AIM OF THE EXERCISE | Tally the lines in the listing below that contain "title" and report the tally alone.

Entries from a dataset:
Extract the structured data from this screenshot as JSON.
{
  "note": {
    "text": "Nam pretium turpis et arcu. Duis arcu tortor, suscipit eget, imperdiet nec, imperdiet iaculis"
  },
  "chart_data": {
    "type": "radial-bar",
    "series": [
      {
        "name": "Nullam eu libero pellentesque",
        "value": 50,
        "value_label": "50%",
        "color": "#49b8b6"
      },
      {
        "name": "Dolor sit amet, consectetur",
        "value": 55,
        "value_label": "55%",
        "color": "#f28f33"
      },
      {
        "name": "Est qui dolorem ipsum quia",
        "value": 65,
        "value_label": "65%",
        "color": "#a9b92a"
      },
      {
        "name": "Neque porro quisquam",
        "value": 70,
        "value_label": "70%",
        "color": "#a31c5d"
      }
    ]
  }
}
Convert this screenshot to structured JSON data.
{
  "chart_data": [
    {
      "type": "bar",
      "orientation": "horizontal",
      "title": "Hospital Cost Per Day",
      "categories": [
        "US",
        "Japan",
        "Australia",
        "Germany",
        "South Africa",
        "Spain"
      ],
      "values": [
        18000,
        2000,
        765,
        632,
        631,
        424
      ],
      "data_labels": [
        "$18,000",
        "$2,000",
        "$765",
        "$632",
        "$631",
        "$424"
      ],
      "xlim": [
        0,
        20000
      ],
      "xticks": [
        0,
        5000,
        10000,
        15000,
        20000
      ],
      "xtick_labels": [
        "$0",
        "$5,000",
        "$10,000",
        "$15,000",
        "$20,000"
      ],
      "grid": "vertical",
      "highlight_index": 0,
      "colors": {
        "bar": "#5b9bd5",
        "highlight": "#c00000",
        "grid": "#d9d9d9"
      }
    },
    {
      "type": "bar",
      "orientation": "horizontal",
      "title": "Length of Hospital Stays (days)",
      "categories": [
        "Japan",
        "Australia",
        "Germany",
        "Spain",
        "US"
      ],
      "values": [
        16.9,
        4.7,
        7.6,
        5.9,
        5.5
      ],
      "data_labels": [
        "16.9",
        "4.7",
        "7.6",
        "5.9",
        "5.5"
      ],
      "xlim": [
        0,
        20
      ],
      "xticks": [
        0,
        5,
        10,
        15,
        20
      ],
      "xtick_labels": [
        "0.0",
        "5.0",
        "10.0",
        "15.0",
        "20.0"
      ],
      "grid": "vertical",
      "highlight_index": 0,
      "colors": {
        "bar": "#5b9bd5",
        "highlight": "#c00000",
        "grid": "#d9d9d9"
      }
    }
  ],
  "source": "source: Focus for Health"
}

PROBLEM SOLUTION | 2